Exercise aim
Copy down every line where the string "công" shows up.

[START OF Records supplied]

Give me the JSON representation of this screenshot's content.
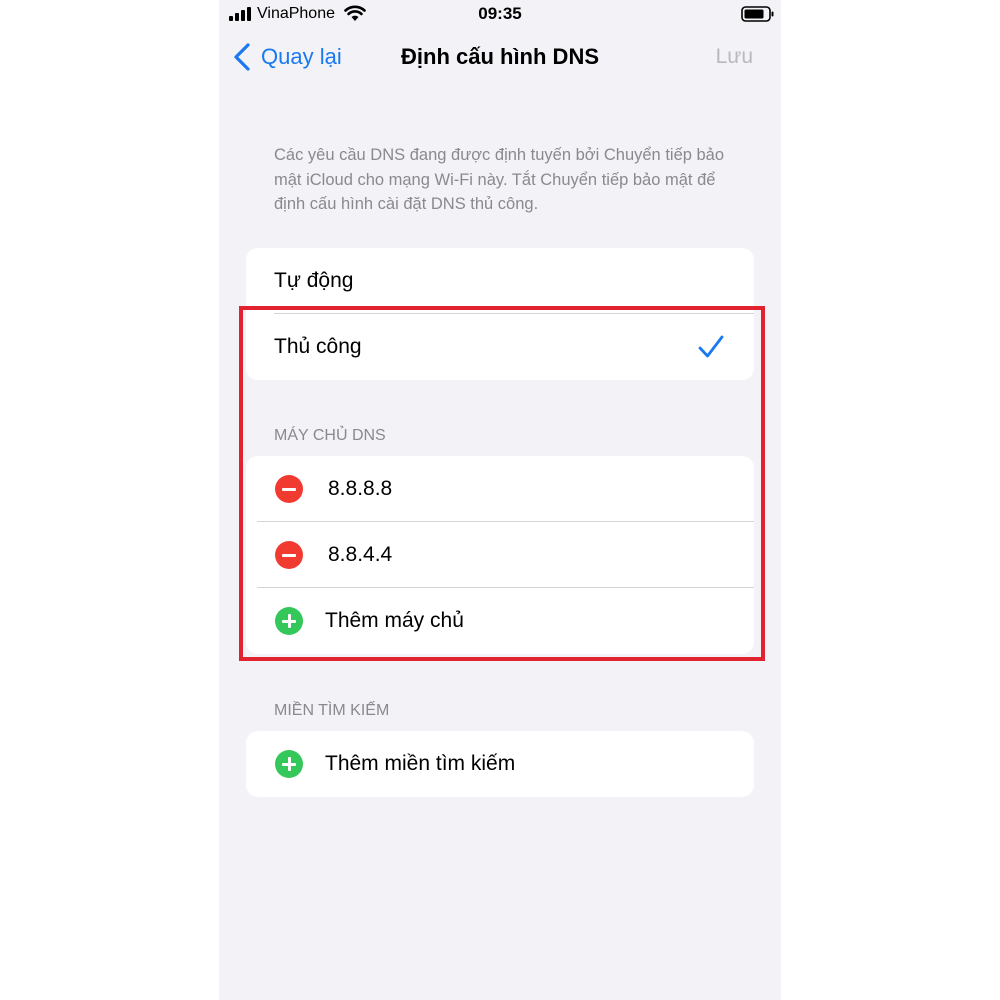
{
  "status_bar": {
    "carrier": "VinaPhone",
    "time": "09:35"
  },
  "nav": {
    "back_label": "Quay lại",
    "title": "Định cấu hình DNS",
    "save_label": "Lưu"
  },
  "info_text": "Các yêu cầu DNS đang được định tuyến bởi Chuyển tiếp bảo mật iCloud cho mạng Wi-Fi này. Tắt Chuyển tiếp bảo mật để định cấu hình cài đặt DNS thủ công.",
  "mode": {
    "options": [
      {
        "label": "Tự động",
        "selected": false
      },
      {
        "label": "Thủ công",
        "selected": true
      }
    ]
  },
  "dns_servers": {
    "header": "MÁY CHỦ DNS",
    "servers": [
      "8.8.8.8",
      "8.8.4.4"
    ],
    "add_label": "Thêm máy chủ"
  },
  "search_domains": {
    "header": "MIỀN TÌM KIẾM",
    "add_label": "Thêm miền tìm kiếm"
  },
  "colors": {
    "accent": "#1a78f0",
    "delete": "#f23b30",
    "add": "#34c759",
    "highlight": "#e0232e"
  }
}
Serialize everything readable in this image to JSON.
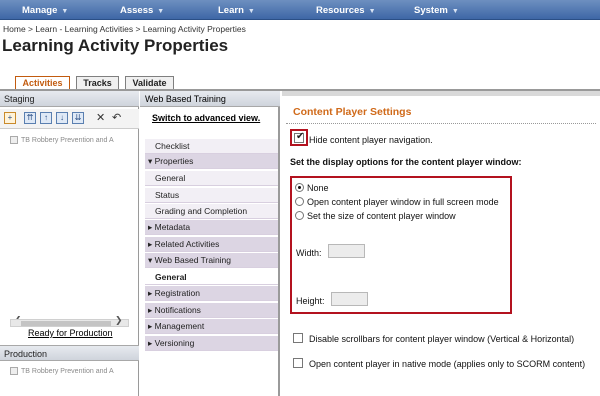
{
  "nav": {
    "items": [
      {
        "label": "Manage"
      },
      {
        "label": "Assess"
      },
      {
        "label": "Learn"
      },
      {
        "label": "Resources"
      },
      {
        "label": "System"
      }
    ],
    "caret": "▼"
  },
  "breadcrumb": "Home > Learn - Learning Activities > Learning Activity Properties",
  "page_title": "Learning Activity Properties",
  "tabs": [
    {
      "label": "Activities",
      "active": true
    },
    {
      "label": "Tracks",
      "active": false
    },
    {
      "label": "Validate",
      "active": false
    }
  ],
  "staging": {
    "header": "Staging",
    "tree_item": "TB Robbery Prevention and A",
    "ready_link": "Ready for Production"
  },
  "production": {
    "header": "Production",
    "tree_item": "TB Robbery Prevention and A"
  },
  "middle": {
    "header": "Web Based Training",
    "switch_link": "Switch to advanced view.",
    "rows": [
      {
        "label": "Checklist",
        "kind": "sub"
      },
      {
        "label": "▾ Properties",
        "kind": "sect"
      },
      {
        "label": "General",
        "kind": "sub"
      },
      {
        "label": "Status",
        "kind": "sub"
      },
      {
        "label": "Grading and Completion",
        "kind": "sub"
      },
      {
        "label": "▸ Metadata",
        "kind": "sect"
      },
      {
        "label": "▸ Related Activities",
        "kind": "sect"
      },
      {
        "label": "▾ Web Based Training",
        "kind": "sect"
      },
      {
        "label": "General",
        "kind": "current"
      },
      {
        "label": "▸ Registration",
        "kind": "sect"
      },
      {
        "label": "▸ Notifications",
        "kind": "sect"
      },
      {
        "label": "▸ Management",
        "kind": "sect"
      },
      {
        "label": "▸ Versioning",
        "kind": "sect"
      }
    ]
  },
  "content": {
    "title": "Content Player Settings",
    "hide_nav": {
      "label": "Hide content player navigation.",
      "checked": true
    },
    "display_heading": "Set the display options for the content player window:",
    "options": [
      {
        "label": "None",
        "selected": true
      },
      {
        "label": "Open content player window in full screen mode",
        "selected": false
      },
      {
        "label": "Set the size of content player window",
        "selected": false
      }
    ],
    "width_label": "Width:",
    "width_value": "",
    "height_label": "Height:",
    "height_value": "",
    "disable_scrollbars": {
      "label": "Disable scrollbars for content player window (Vertical & Horizontal)",
      "checked": false
    },
    "native_mode": {
      "label": "Open content player in native mode (applies only to SCORM content)",
      "checked": false
    }
  },
  "colors": {
    "nav_bar": "#3e67a6",
    "active_tab": "#c25b0f",
    "section_title": "#d06a1a",
    "highlight_border": "#b3121f"
  }
}
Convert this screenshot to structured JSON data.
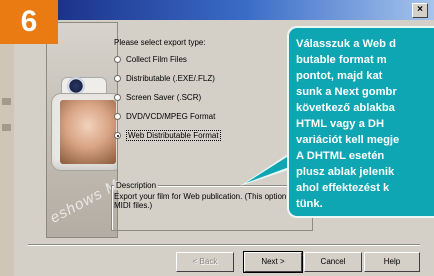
{
  "step_number": "6",
  "dialog": {
    "close_label": "×",
    "prompt": "Please select export type:",
    "options": [
      {
        "label": "Collect Film Files",
        "selected": false
      },
      {
        "label": "Distributable (.EXE/.FLZ)",
        "selected": false
      },
      {
        "label": "Screen Saver (.SCR)",
        "selected": false
      },
      {
        "label": "DVD/VCD/MPEG Format",
        "selected": false
      },
      {
        "label": "Web Distributable Format",
        "selected": true
      }
    ],
    "description_title": "Description",
    "description_text": "Export your film for Web publication. (This option d MIDI files.)",
    "image_watermark": "eshows M",
    "buttons": {
      "back": "< Back",
      "next": "Next >",
      "cancel": "Cancel",
      "help": "Help"
    }
  },
  "callout": {
    "lines": [
      "Válasszuk a Web d",
      "butable format m",
      "pontot, majd kat",
      "sunk a Next gombr",
      "következő ablakba",
      "HTML vagy a DH",
      "variációt kell megje",
      "A DHTML esetén",
      "plusz ablak jelenik",
      "ahol effektezést k",
      "tünk."
    ],
    "background_color": "#0ea6b2"
  },
  "colors": {
    "badge": "#ea7a12",
    "titlebar": "#15257c"
  }
}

[END OF Records supplied]

Result of this exercise
  "info_text": "Các yêu cầu DNS đang được định tuyến bởi Chuyển tiếp bảo mật iCloud cho mạng Wi-Fi này. Tắt Chuyển tiếp bảo mật để định cấu hình cài đặt DNS thủ công.",
        "label": "Thủ công",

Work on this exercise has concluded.